[START Listed records]

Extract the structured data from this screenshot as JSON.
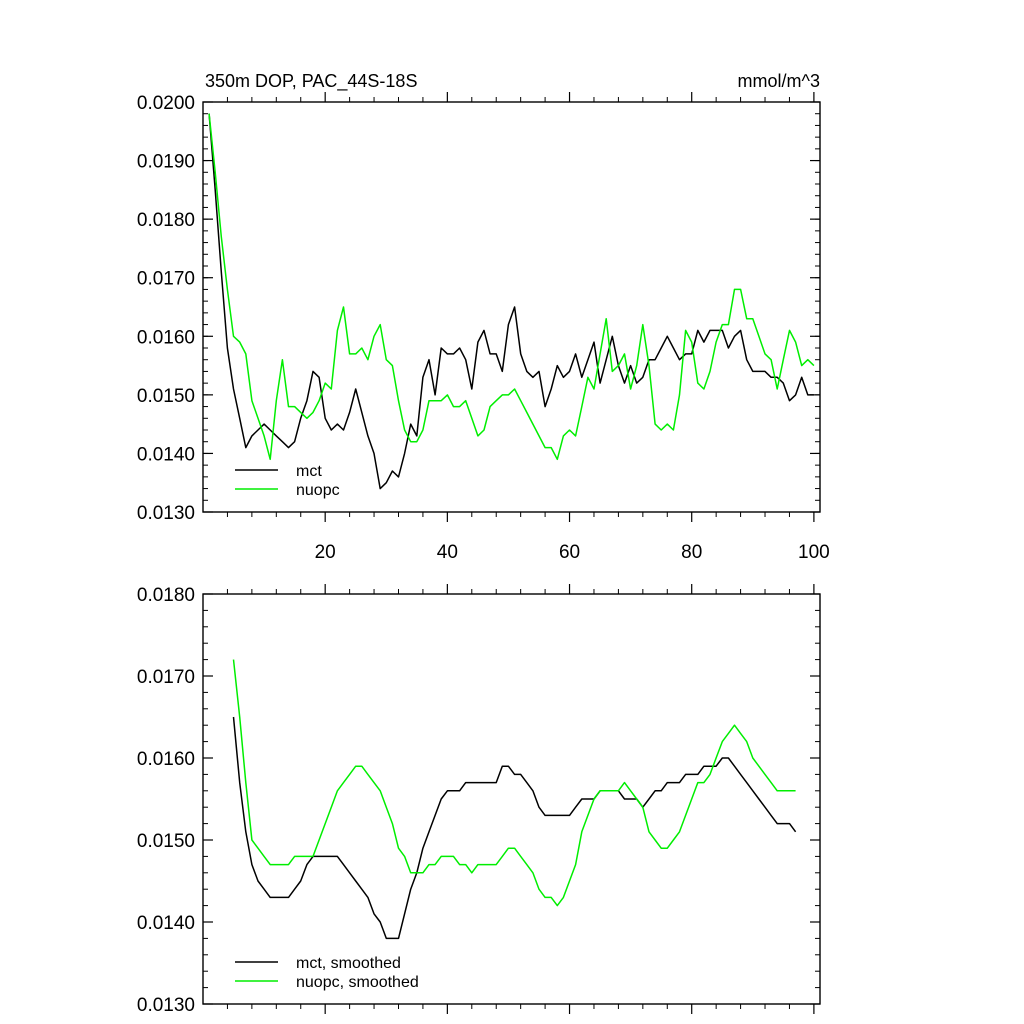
{
  "chart_data": [
    {
      "type": "line",
      "title": "350m DOP, PAC_44S-18S",
      "units": "mmol/m^3",
      "xlim": [
        0,
        101
      ],
      "ylim": [
        0.013,
        0.02
      ],
      "yticks": [
        0.013,
        0.014,
        0.015,
        0.016,
        0.017,
        0.018,
        0.019,
        0.02
      ],
      "ytick_labels": [
        "0.0130",
        "0.0140",
        "0.0150",
        "0.0160",
        "0.0170",
        "0.0180",
        "0.0190",
        "0.0200"
      ],
      "xticks": [
        20,
        40,
        60,
        80,
        100
      ],
      "xtick_labels": [
        "20",
        "40",
        "60",
        "80",
        "100"
      ],
      "legend_position": "bottom-left",
      "series": [
        {
          "name": "mct",
          "color": "#000000",
          "x_start": 1,
          "values": [
            0.0198,
            0.0185,
            0.0171,
            0.0158,
            0.0151,
            0.0146,
            0.0141,
            0.0143,
            0.0144,
            0.0145,
            0.0144,
            0.0143,
            0.0142,
            0.0141,
            0.0142,
            0.0146,
            0.0149,
            0.0154,
            0.0153,
            0.0146,
            0.0144,
            0.0145,
            0.0144,
            0.0147,
            0.0151,
            0.0147,
            0.0143,
            0.014,
            0.0134,
            0.0135,
            0.0137,
            0.0136,
            0.014,
            0.0145,
            0.0143,
            0.0153,
            0.0156,
            0.015,
            0.0158,
            0.0157,
            0.0157,
            0.0158,
            0.0156,
            0.0151,
            0.0159,
            0.0161,
            0.0157,
            0.0157,
            0.0154,
            0.0162,
            0.0165,
            0.0157,
            0.0154,
            0.0153,
            0.0154,
            0.0148,
            0.0151,
            0.0155,
            0.0153,
            0.0154,
            0.0157,
            0.0153,
            0.0156,
            0.0159,
            0.0152,
            0.0156,
            0.016,
            0.0155,
            0.0152,
            0.0155,
            0.0152,
            0.0153,
            0.0156,
            0.0156,
            0.0158,
            0.016,
            0.0158,
            0.0156,
            0.0157,
            0.0157,
            0.0161,
            0.0159,
            0.0161,
            0.0161,
            0.0161,
            0.0158,
            0.016,
            0.0161,
            0.0156,
            0.0154,
            0.0154,
            0.0154,
            0.0153,
            0.0153,
            0.0152,
            0.0149,
            0.015,
            0.0153,
            0.015,
            0.015
          ]
        },
        {
          "name": "nuopc",
          "color": "#00ee00",
          "x_start": 1,
          "values": [
            0.0198,
            0.0188,
            0.0177,
            0.0168,
            0.016,
            0.0159,
            0.0157,
            0.0149,
            0.0146,
            0.0143,
            0.0139,
            0.0149,
            0.0156,
            0.0148,
            0.0148,
            0.0147,
            0.0146,
            0.0147,
            0.0149,
            0.0152,
            0.0151,
            0.0161,
            0.0165,
            0.0157,
            0.0157,
            0.0158,
            0.0156,
            0.016,
            0.0162,
            0.0156,
            0.0155,
            0.0149,
            0.0144,
            0.0142,
            0.0142,
            0.0144,
            0.0149,
            0.0149,
            0.0149,
            0.015,
            0.0148,
            0.0148,
            0.0149,
            0.0146,
            0.0143,
            0.0144,
            0.0148,
            0.0149,
            0.015,
            0.015,
            0.0151,
            0.0149,
            0.0147,
            0.0145,
            0.0143,
            0.0141,
            0.0141,
            0.0139,
            0.0143,
            0.0144,
            0.0143,
            0.0148,
            0.0153,
            0.0151,
            0.0157,
            0.0163,
            0.0154,
            0.0155,
            0.0157,
            0.0151,
            0.0155,
            0.0162,
            0.0155,
            0.0145,
            0.0144,
            0.0145,
            0.0144,
            0.015,
            0.0161,
            0.0159,
            0.0152,
            0.0151,
            0.0154,
            0.0159,
            0.0162,
            0.0162,
            0.0168,
            0.0168,
            0.0163,
            0.0163,
            0.016,
            0.0157,
            0.0156,
            0.0151,
            0.0156,
            0.0161,
            0.0159,
            0.0155,
            0.0156,
            0.0155
          ]
        }
      ]
    },
    {
      "type": "line",
      "xlim": [
        0,
        101
      ],
      "ylim": [
        0.013,
        0.018
      ],
      "yticks": [
        0.013,
        0.014,
        0.015,
        0.016,
        0.017,
        0.018
      ],
      "ytick_labels": [
        "0.0130",
        "0.0140",
        "0.0150",
        "0.0160",
        "0.0170",
        "0.0180"
      ],
      "xticks": [
        20,
        40,
        60,
        80,
        100
      ],
      "legend_position": "bottom-left",
      "series": [
        {
          "name": "mct, smoothed",
          "color": "#000000",
          "x_start": 5,
          "values": [
            0.0165,
            0.0157,
            0.0151,
            0.0147,
            0.0145,
            0.0144,
            0.0143,
            0.0143,
            0.0143,
            0.0143,
            0.0144,
            0.0145,
            0.0147,
            0.0148,
            0.0148,
            0.0148,
            0.0148,
            0.0148,
            0.0147,
            0.0146,
            0.0145,
            0.0144,
            0.0143,
            0.0141,
            0.014,
            0.0138,
            0.0138,
            0.0138,
            0.0141,
            0.0144,
            0.0146,
            0.0149,
            0.0151,
            0.0153,
            0.0155,
            0.0156,
            0.0156,
            0.0156,
            0.0157,
            0.0157,
            0.0157,
            0.0157,
            0.0157,
            0.0157,
            0.0159,
            0.0159,
            0.0158,
            0.0158,
            0.0157,
            0.0156,
            0.0154,
            0.0153,
            0.0153,
            0.0153,
            0.0153,
            0.0153,
            0.0154,
            0.0155,
            0.0155,
            0.0155,
            0.0156,
            0.0156,
            0.0156,
            0.0156,
            0.0155,
            0.0155,
            0.0155,
            0.0154,
            0.0155,
            0.0156,
            0.0156,
            0.0157,
            0.0157,
            0.0157,
            0.0158,
            0.0158,
            0.0158,
            0.0159,
            0.0159,
            0.0159,
            0.016,
            0.016,
            0.0159,
            0.0158,
            0.0157,
            0.0156,
            0.0155,
            0.0154,
            0.0153,
            0.0152,
            0.0152,
            0.0152,
            0.0151
          ]
        },
        {
          "name": "nuopc, smoothed",
          "color": "#00ee00",
          "x_start": 5,
          "values": [
            0.0172,
            0.0165,
            0.0157,
            0.015,
            0.0149,
            0.0148,
            0.0147,
            0.0147,
            0.0147,
            0.0147,
            0.0148,
            0.0148,
            0.0148,
            0.0148,
            0.015,
            0.0152,
            0.0154,
            0.0156,
            0.0157,
            0.0158,
            0.0159,
            0.0159,
            0.0158,
            0.0157,
            0.0156,
            0.0154,
            0.0152,
            0.0149,
            0.0148,
            0.0146,
            0.0146,
            0.0146,
            0.0147,
            0.0147,
            0.0148,
            0.0148,
            0.0148,
            0.0147,
            0.0147,
            0.0146,
            0.0147,
            0.0147,
            0.0147,
            0.0147,
            0.0148,
            0.0149,
            0.0149,
            0.0148,
            0.0147,
            0.0146,
            0.0144,
            0.0143,
            0.0143,
            0.0142,
            0.0143,
            0.0145,
            0.0147,
            0.0151,
            0.0153,
            0.0155,
            0.0156,
            0.0156,
            0.0156,
            0.0156,
            0.0157,
            0.0156,
            0.0155,
            0.0154,
            0.0151,
            0.015,
            0.0149,
            0.0149,
            0.015,
            0.0151,
            0.0153,
            0.0155,
            0.0157,
            0.0157,
            0.0158,
            0.016,
            0.0162,
            0.0163,
            0.0164,
            0.0163,
            0.0162,
            0.016,
            0.0159,
            0.0158,
            0.0157,
            0.0156,
            0.0156,
            0.0156,
            0.0156
          ]
        }
      ]
    }
  ]
}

[END Listed records]

### What to produce
Print each line of the material above exactly, with the pictures removed from your copy.

### Complete output
Extract the structured data from this screenshot as JSON.
{
  "chart_data": [
    {
      "type": "line",
      "title": "350m DOP, PAC_44S-18S",
      "units": "mmol/m^3",
      "xlim": [
        0,
        101
      ],
      "ylim": [
        0.013,
        0.02
      ],
      "yticks": [
        0.013,
        0.014,
        0.015,
        0.016,
        0.017,
        0.018,
        0.019,
        0.02
      ],
      "ytick_labels": [
        "0.0130",
        "0.0140",
        "0.0150",
        "0.0160",
        "0.0170",
        "0.0180",
        "0.0190",
        "0.0200"
      ],
      "xticks": [
        20,
        40,
        60,
        80,
        100
      ],
      "xtick_labels": [
        "20",
        "40",
        "60",
        "80",
        "100"
      ],
      "legend_position": "bottom-left",
      "series": [
        {
          "name": "mct",
          "color": "#000000",
          "x_start": 1,
          "values": [
            0.0198,
            0.0185,
            0.0171,
            0.0158,
            0.0151,
            0.0146,
            0.0141,
            0.0143,
            0.0144,
            0.0145,
            0.0144,
            0.0143,
            0.0142,
            0.0141,
            0.0142,
            0.0146,
            0.0149,
            0.0154,
            0.0153,
            0.0146,
            0.0144,
            0.0145,
            0.0144,
            0.0147,
            0.0151,
            0.0147,
            0.0143,
            0.014,
            0.0134,
            0.0135,
            0.0137,
            0.0136,
            0.014,
            0.0145,
            0.0143,
            0.0153,
            0.0156,
            0.015,
            0.0158,
            0.0157,
            0.0157,
            0.0158,
            0.0156,
            0.0151,
            0.0159,
            0.0161,
            0.0157,
            0.0157,
            0.0154,
            0.0162,
            0.0165,
            0.0157,
            0.0154,
            0.0153,
            0.0154,
            0.0148,
            0.0151,
            0.0155,
            0.0153,
            0.0154,
            0.0157,
            0.0153,
            0.0156,
            0.0159,
            0.0152,
            0.0156,
            0.016,
            0.0155,
            0.0152,
            0.0155,
            0.0152,
            0.0153,
            0.0156,
            0.0156,
            0.0158,
            0.016,
            0.0158,
            0.0156,
            0.0157,
            0.0157,
            0.0161,
            0.0159,
            0.0161,
            0.0161,
            0.0161,
            0.0158,
            0.016,
            0.0161,
            0.0156,
            0.0154,
            0.0154,
            0.0154,
            0.0153,
            0.0153,
            0.0152,
            0.0149,
            0.015,
            0.0153,
            0.015,
            0.015
          ]
        },
        {
          "name": "nuopc",
          "color": "#00ee00",
          "x_start": 1,
          "values": [
            0.0198,
            0.0188,
            0.0177,
            0.0168,
            0.016,
            0.0159,
            0.0157,
            0.0149,
            0.0146,
            0.0143,
            0.0139,
            0.0149,
            0.0156,
            0.0148,
            0.0148,
            0.0147,
            0.0146,
            0.0147,
            0.0149,
            0.0152,
            0.0151,
            0.0161,
            0.0165,
            0.0157,
            0.0157,
            0.0158,
            0.0156,
            0.016,
            0.0162,
            0.0156,
            0.0155,
            0.0149,
            0.0144,
            0.0142,
            0.0142,
            0.0144,
            0.0149,
            0.0149,
            0.0149,
            0.015,
            0.0148,
            0.0148,
            0.0149,
            0.0146,
            0.0143,
            0.0144,
            0.0148,
            0.0149,
            0.015,
            0.015,
            0.0151,
            0.0149,
            0.0147,
            0.0145,
            0.0143,
            0.0141,
            0.0141,
            0.0139,
            0.0143,
            0.0144,
            0.0143,
            0.0148,
            0.0153,
            0.0151,
            0.0157,
            0.0163,
            0.0154,
            0.0155,
            0.0157,
            0.0151,
            0.0155,
            0.0162,
            0.0155,
            0.0145,
            0.0144,
            0.0145,
            0.0144,
            0.015,
            0.0161,
            0.0159,
            0.0152,
            0.0151,
            0.0154,
            0.0159,
            0.0162,
            0.0162,
            0.0168,
            0.0168,
            0.0163,
            0.0163,
            0.016,
            0.0157,
            0.0156,
            0.0151,
            0.0156,
            0.0161,
            0.0159,
            0.0155,
            0.0156,
            0.0155
          ]
        }
      ]
    },
    {
      "type": "line",
      "xlim": [
        0,
        101
      ],
      "ylim": [
        0.013,
        0.018
      ],
      "yticks": [
        0.013,
        0.014,
        0.015,
        0.016,
        0.017,
        0.018
      ],
      "ytick_labels": [
        "0.0130",
        "0.0140",
        "0.0150",
        "0.0160",
        "0.0170",
        "0.0180"
      ],
      "xticks": [
        20,
        40,
        60,
        80,
        100
      ],
      "legend_position": "bottom-left",
      "series": [
        {
          "name": "mct, smoothed",
          "color": "#000000",
          "x_start": 5,
          "values": [
            0.0165,
            0.0157,
            0.0151,
            0.0147,
            0.0145,
            0.0144,
            0.0143,
            0.0143,
            0.0143,
            0.0143,
            0.0144,
            0.0145,
            0.0147,
            0.0148,
            0.0148,
            0.0148,
            0.0148,
            0.0148,
            0.0147,
            0.0146,
            0.0145,
            0.0144,
            0.0143,
            0.0141,
            0.014,
            0.0138,
            0.0138,
            0.0138,
            0.0141,
            0.0144,
            0.0146,
            0.0149,
            0.0151,
            0.0153,
            0.0155,
            0.0156,
            0.0156,
            0.0156,
            0.0157,
            0.0157,
            0.0157,
            0.0157,
            0.0157,
            0.0157,
            0.0159,
            0.0159,
            0.0158,
            0.0158,
            0.0157,
            0.0156,
            0.0154,
            0.0153,
            0.0153,
            0.0153,
            0.0153,
            0.0153,
            0.0154,
            0.0155,
            0.0155,
            0.0155,
            0.0156,
            0.0156,
            0.0156,
            0.0156,
            0.0155,
            0.0155,
            0.0155,
            0.0154,
            0.0155,
            0.0156,
            0.0156,
            0.0157,
            0.0157,
            0.0157,
            0.0158,
            0.0158,
            0.0158,
            0.0159,
            0.0159,
            0.0159,
            0.016,
            0.016,
            0.0159,
            0.0158,
            0.0157,
            0.0156,
            0.0155,
            0.0154,
            0.0153,
            0.0152,
            0.0152,
            0.0152,
            0.0151
          ]
        },
        {
          "name": "nuopc, smoothed",
          "color": "#00ee00",
          "x_start": 5,
          "values": [
            0.0172,
            0.0165,
            0.0157,
            0.015,
            0.0149,
            0.0148,
            0.0147,
            0.0147,
            0.0147,
            0.0147,
            0.0148,
            0.0148,
            0.0148,
            0.0148,
            0.015,
            0.0152,
            0.0154,
            0.0156,
            0.0157,
            0.0158,
            0.0159,
            0.0159,
            0.0158,
            0.0157,
            0.0156,
            0.0154,
            0.0152,
            0.0149,
            0.0148,
            0.0146,
            0.0146,
            0.0146,
            0.0147,
            0.0147,
            0.0148,
            0.0148,
            0.0148,
            0.0147,
            0.0147,
            0.0146,
            0.0147,
            0.0147,
            0.0147,
            0.0147,
            0.0148,
            0.0149,
            0.0149,
            0.0148,
            0.0147,
            0.0146,
            0.0144,
            0.0143,
            0.0143,
            0.0142,
            0.0143,
            0.0145,
            0.0147,
            0.0151,
            0.0153,
            0.0155,
            0.0156,
            0.0156,
            0.0156,
            0.0156,
            0.0157,
            0.0156,
            0.0155,
            0.0154,
            0.0151,
            0.015,
            0.0149,
            0.0149,
            0.015,
            0.0151,
            0.0153,
            0.0155,
            0.0157,
            0.0157,
            0.0158,
            0.016,
            0.0162,
            0.0163,
            0.0164,
            0.0163,
            0.0162,
            0.016,
            0.0159,
            0.0158,
            0.0157,
            0.0156,
            0.0156,
            0.0156,
            0.0156
          ]
        }
      ]
    }
  ]
}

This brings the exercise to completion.